_Collected data entries_:
• • • •

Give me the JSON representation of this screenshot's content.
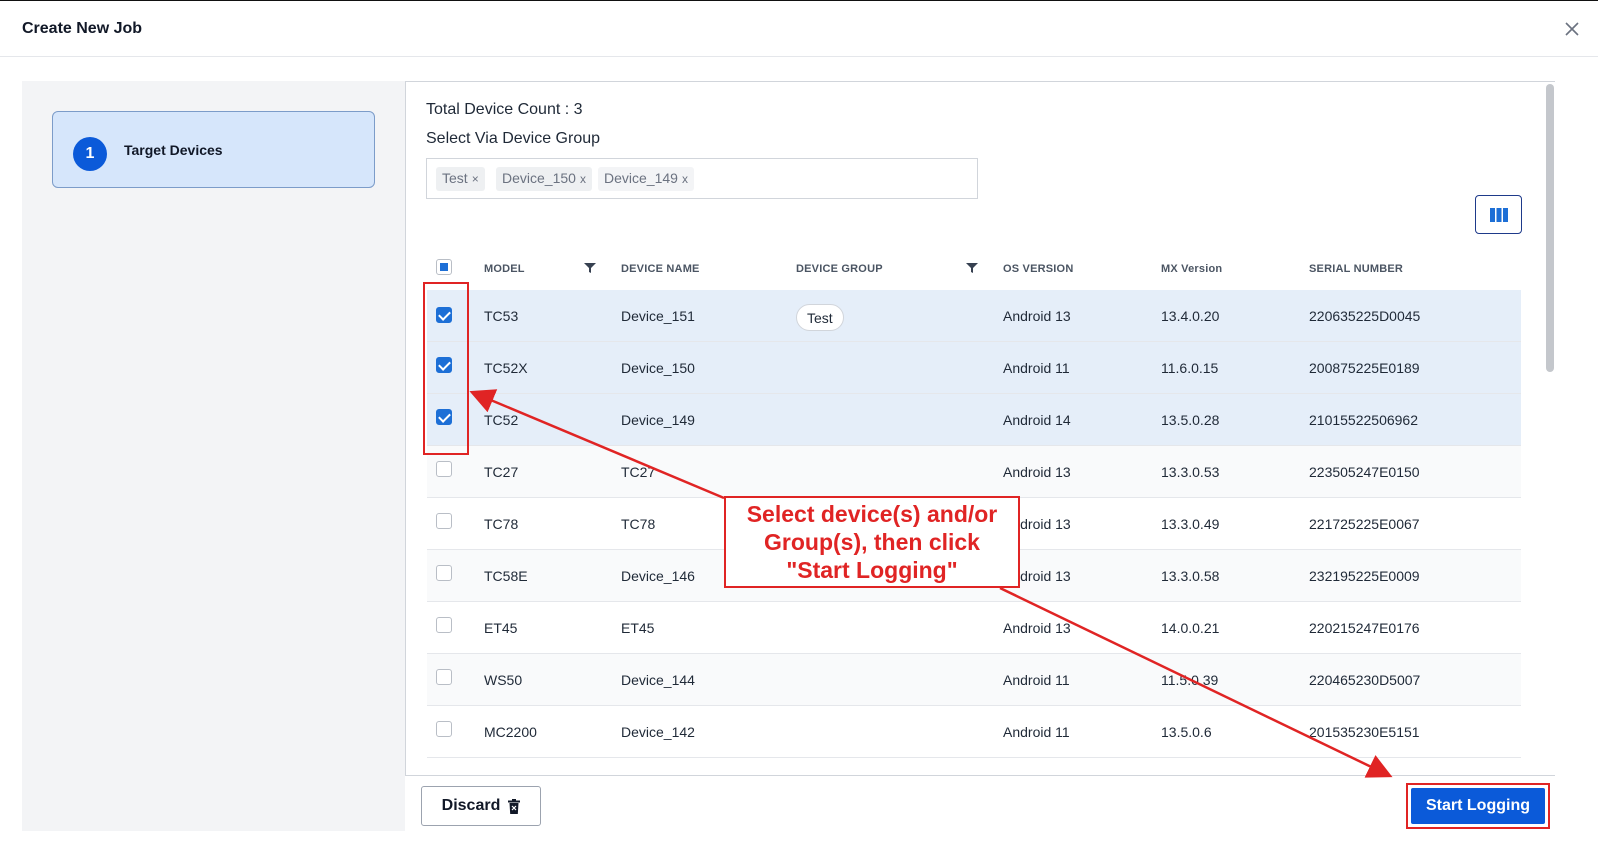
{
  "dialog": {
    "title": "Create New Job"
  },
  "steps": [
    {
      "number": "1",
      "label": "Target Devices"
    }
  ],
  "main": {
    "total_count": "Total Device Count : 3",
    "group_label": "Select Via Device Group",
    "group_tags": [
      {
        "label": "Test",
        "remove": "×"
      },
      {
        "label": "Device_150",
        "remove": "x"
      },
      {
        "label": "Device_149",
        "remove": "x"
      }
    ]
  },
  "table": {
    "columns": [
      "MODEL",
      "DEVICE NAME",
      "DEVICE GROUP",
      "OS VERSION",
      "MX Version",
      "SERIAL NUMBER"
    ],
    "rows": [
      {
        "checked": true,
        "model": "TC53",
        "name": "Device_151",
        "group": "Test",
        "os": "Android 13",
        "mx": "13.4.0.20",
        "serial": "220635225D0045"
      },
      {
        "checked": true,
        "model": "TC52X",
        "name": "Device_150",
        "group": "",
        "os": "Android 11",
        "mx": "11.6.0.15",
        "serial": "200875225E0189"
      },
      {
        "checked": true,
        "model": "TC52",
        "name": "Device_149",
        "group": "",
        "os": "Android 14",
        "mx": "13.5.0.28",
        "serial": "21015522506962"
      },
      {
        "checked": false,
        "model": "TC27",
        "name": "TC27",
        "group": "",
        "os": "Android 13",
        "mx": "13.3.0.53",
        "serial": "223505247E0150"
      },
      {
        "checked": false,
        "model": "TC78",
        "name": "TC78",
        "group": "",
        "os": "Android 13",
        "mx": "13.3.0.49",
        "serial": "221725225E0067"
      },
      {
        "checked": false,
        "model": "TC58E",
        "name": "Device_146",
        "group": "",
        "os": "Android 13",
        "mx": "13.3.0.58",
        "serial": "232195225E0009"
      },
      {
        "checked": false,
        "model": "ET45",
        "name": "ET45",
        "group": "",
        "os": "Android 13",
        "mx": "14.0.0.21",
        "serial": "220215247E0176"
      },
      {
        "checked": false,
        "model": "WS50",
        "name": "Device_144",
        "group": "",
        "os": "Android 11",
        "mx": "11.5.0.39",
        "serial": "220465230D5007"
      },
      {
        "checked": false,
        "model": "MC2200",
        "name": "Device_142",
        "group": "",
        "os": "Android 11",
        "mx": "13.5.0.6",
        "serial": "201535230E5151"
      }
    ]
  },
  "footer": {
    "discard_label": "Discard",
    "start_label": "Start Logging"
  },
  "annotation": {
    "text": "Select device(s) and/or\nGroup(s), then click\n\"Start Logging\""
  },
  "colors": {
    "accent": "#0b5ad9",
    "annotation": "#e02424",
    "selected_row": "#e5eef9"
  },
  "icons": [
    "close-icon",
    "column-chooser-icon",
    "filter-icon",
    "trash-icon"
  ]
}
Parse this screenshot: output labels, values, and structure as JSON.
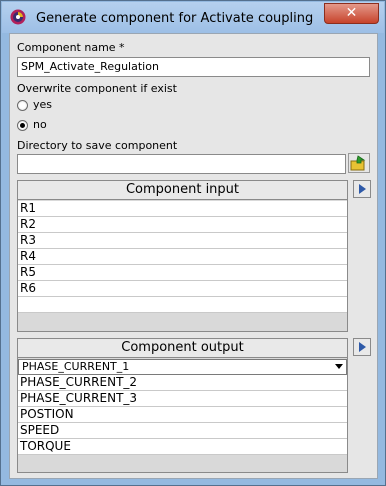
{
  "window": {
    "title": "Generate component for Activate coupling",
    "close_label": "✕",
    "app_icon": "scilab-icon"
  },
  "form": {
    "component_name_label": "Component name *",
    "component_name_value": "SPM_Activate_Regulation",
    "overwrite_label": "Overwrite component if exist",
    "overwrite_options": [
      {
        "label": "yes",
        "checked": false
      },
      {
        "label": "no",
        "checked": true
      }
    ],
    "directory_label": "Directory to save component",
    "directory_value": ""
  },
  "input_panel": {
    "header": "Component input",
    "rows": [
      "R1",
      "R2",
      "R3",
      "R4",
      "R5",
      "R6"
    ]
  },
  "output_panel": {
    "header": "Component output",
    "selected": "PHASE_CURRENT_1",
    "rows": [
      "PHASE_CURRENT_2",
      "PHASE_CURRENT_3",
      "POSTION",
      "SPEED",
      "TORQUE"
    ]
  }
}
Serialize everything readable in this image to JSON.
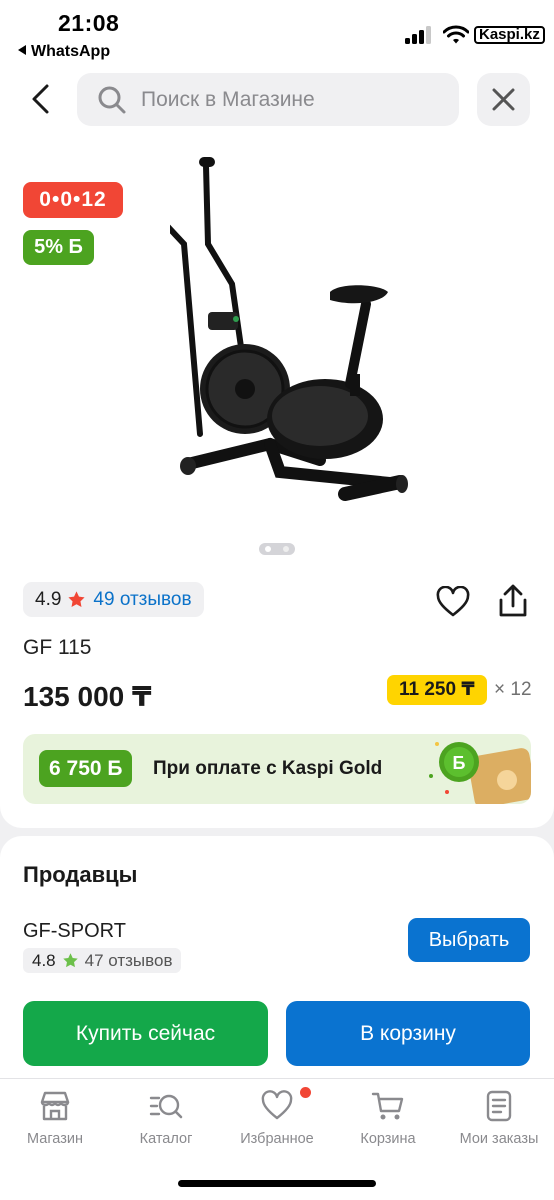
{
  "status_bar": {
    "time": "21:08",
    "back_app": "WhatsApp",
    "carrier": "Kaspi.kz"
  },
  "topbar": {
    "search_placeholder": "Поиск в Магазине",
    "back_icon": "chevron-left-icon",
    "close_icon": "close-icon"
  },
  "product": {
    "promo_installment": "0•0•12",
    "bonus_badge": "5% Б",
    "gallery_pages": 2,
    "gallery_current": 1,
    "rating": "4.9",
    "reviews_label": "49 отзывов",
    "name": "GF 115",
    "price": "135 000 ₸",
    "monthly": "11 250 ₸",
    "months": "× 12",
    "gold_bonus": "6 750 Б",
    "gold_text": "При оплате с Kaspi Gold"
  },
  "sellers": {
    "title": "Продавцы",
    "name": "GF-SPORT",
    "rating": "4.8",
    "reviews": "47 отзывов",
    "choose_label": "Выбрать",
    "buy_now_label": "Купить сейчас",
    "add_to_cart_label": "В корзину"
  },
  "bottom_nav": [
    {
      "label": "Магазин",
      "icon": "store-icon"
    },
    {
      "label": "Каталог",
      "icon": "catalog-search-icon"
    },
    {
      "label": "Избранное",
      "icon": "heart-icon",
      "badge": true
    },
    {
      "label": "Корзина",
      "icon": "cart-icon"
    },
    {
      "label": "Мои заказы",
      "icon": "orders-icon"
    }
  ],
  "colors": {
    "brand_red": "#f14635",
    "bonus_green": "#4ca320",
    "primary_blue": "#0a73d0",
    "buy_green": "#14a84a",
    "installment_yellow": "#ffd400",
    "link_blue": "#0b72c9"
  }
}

• • • •

_Exercise directions_: Every record above should be written out again exactly; the pictures stay out of the copy.

_Final result_:
Give me the JSON representation of this screenshot's content.
{
  "dialog": {
    "title": "Create New Job"
  },
  "steps": [
    {
      "number": "1",
      "label": "Target Devices"
    }
  ],
  "main": {
    "total_count": "Total Device Count : 3",
    "group_label": "Select Via Device Group",
    "group_tags": [
      {
        "label": "Test",
        "remove": "×"
      },
      {
        "label": "Device_150",
        "remove": "x"
      },
      {
        "label": "Device_149",
        "remove": "x"
      }
    ]
  },
  "table": {
    "columns": [
      "MODEL",
      "DEVICE NAME",
      "DEVICE GROUP",
      "OS VERSION",
      "MX Version",
      "SERIAL NUMBER"
    ],
    "rows": [
      {
        "checked": true,
        "model": "TC53",
        "name": "Device_151",
        "group": "Test",
        "os": "Android 13",
        "mx": "13.4.0.20",
        "serial": "220635225D0045"
      },
      {
        "checked": true,
        "model": "TC52X",
        "name": "Device_150",
        "group": "",
        "os": "Android 11",
        "mx": "11.6.0.15",
        "serial": "200875225E0189"
      },
      {
        "checked": true,
        "model": "TC52",
        "name": "Device_149",
        "group": "",
        "os": "Android 14",
        "mx": "13.5.0.28",
        "serial": "21015522506962"
      },
      {
        "checked": false,
        "model": "TC27",
        "name": "TC27",
        "group": "",
        "os": "Android 13",
        "mx": "13.3.0.53",
        "serial": "223505247E0150"
      },
      {
        "checked": false,
        "model": "TC78",
        "name": "TC78",
        "group": "",
        "os": "Android 13",
        "mx": "13.3.0.49",
        "serial": "221725225E0067"
      },
      {
        "checked": false,
        "model": "TC58E",
        "name": "Device_146",
        "group": "",
        "os": "Android 13",
        "mx": "13.3.0.58",
        "serial": "232195225E0009"
      },
      {
        "checked": false,
        "model": "ET45",
        "name": "ET45",
        "group": "",
        "os": "Android 13",
        "mx": "14.0.0.21",
        "serial": "220215247E0176"
      },
      {
        "checked": false,
        "model": "WS50",
        "name": "Device_144",
        "group": "",
        "os": "Android 11",
        "mx": "11.5.0.39",
        "serial": "220465230D5007"
      },
      {
        "checked": false,
        "model": "MC2200",
        "name": "Device_142",
        "group": "",
        "os": "Android 11",
        "mx": "13.5.0.6",
        "serial": "201535230E5151"
      }
    ]
  },
  "footer": {
    "discard_label": "Discard",
    "start_label": "Start Logging"
  },
  "annotation": {
    "text": "Select device(s) and/or\nGroup(s), then click\n\"Start Logging\""
  },
  "colors": {
    "accent": "#0b5ad9",
    "annotation": "#e02424",
    "selected_row": "#e5eef9"
  },
  "icons": [
    "close-icon",
    "column-chooser-icon",
    "filter-icon",
    "trash-icon"
  ]
}
Parse this screenshot: output labels, values, and structure as JSON.
{
  "window": {
    "title": "Generate component for Activate coupling",
    "close_label": "✕",
    "app_icon": "scilab-icon"
  },
  "form": {
    "component_name_label": "Component name *",
    "component_name_value": "SPM_Activate_Regulation",
    "overwrite_label": "Overwrite component if exist",
    "overwrite_options": [
      {
        "label": "yes",
        "checked": false
      },
      {
        "label": "no",
        "checked": true
      }
    ],
    "directory_label": "Directory to save component",
    "directory_value": ""
  },
  "input_panel": {
    "header": "Component input",
    "rows": [
      "R1",
      "R2",
      "R3",
      "R4",
      "R5",
      "R6"
    ]
  },
  "output_panel": {
    "header": "Component output",
    "selected": "PHASE_CURRENT_1",
    "rows": [
      "PHASE_CURRENT_2",
      "PHASE_CURRENT_3",
      "POSTION",
      "SPEED",
      "TORQUE"
    ]
  }
}
Serialize everything readable in this image to JSON.
{
  "status_bar": {
    "time": "21:08",
    "back_app": "WhatsApp",
    "carrier": "Kaspi.kz"
  },
  "topbar": {
    "search_placeholder": "Поиск в Магазине",
    "back_icon": "chevron-left-icon",
    "close_icon": "close-icon"
  },
  "product": {
    "promo_installment": "0•0•12",
    "bonus_badge": "5% Б",
    "gallery_pages": 2,
    "gallery_current": 1,
    "rating": "4.9",
    "reviews_label": "49 отзывов",
    "name": "GF 115",
    "price": "135 000 ₸",
    "monthly": "11 250 ₸",
    "months": "× 12",
    "gold_bonus": "6 750 Б",
    "gold_text": "При оплате с Kaspi Gold"
  },
  "sellers": {
    "title": "Продавцы",
    "name": "GF-SPORT",
    "rating": "4.8",
    "reviews": "47 отзывов",
    "choose_label": "Выбрать",
    "buy_now_label": "Купить сейчас",
    "add_to_cart_label": "В корзину"
  },
  "bottom_nav": [
    {
      "label": "Магазин",
      "icon": "store-icon"
    },
    {
      "label": "Каталог",
      "icon": "catalog-search-icon"
    },
    {
      "label": "Избранное",
      "icon": "heart-icon",
      "badge": true
    },
    {
      "label": "Корзина",
      "icon": "cart-icon"
    },
    {
      "label": "Мои заказы",
      "icon": "orders-icon"
    }
  ],
  "colors": {
    "brand_red": "#f14635",
    "bonus_green": "#4ca320",
    "primary_blue": "#0a73d0",
    "buy_green": "#14a84a",
    "installment_yellow": "#ffd400",
    "link_blue": "#0b72c9"
  }
}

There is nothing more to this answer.